> _Stated problem_:
Work out how many lines of the listing hold the string "парабола". Answer with that number alone.

(Extracted records)
[start]

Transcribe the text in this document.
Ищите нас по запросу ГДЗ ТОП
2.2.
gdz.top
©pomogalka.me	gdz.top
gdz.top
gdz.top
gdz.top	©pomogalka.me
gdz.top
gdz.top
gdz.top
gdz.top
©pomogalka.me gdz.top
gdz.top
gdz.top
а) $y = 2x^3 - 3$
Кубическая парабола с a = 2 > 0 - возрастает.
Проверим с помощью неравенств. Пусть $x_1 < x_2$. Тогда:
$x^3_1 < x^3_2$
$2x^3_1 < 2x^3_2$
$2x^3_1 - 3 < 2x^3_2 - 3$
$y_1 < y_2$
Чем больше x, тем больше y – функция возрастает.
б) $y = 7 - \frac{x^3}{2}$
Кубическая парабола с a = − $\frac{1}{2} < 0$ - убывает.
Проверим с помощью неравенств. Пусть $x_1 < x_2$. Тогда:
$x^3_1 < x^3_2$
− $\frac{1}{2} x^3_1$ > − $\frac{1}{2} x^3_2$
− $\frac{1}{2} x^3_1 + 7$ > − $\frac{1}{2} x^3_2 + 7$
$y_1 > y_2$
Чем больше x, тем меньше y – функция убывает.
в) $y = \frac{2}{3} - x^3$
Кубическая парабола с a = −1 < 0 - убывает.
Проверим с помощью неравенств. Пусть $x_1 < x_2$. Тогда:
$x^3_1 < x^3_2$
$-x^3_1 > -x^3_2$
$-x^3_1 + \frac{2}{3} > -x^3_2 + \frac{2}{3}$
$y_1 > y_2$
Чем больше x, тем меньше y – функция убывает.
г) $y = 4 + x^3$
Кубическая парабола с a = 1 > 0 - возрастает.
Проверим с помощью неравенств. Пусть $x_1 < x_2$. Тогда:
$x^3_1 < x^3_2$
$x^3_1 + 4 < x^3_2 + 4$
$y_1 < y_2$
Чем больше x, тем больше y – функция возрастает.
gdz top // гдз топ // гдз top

[end]

> _Exercise answer_:
4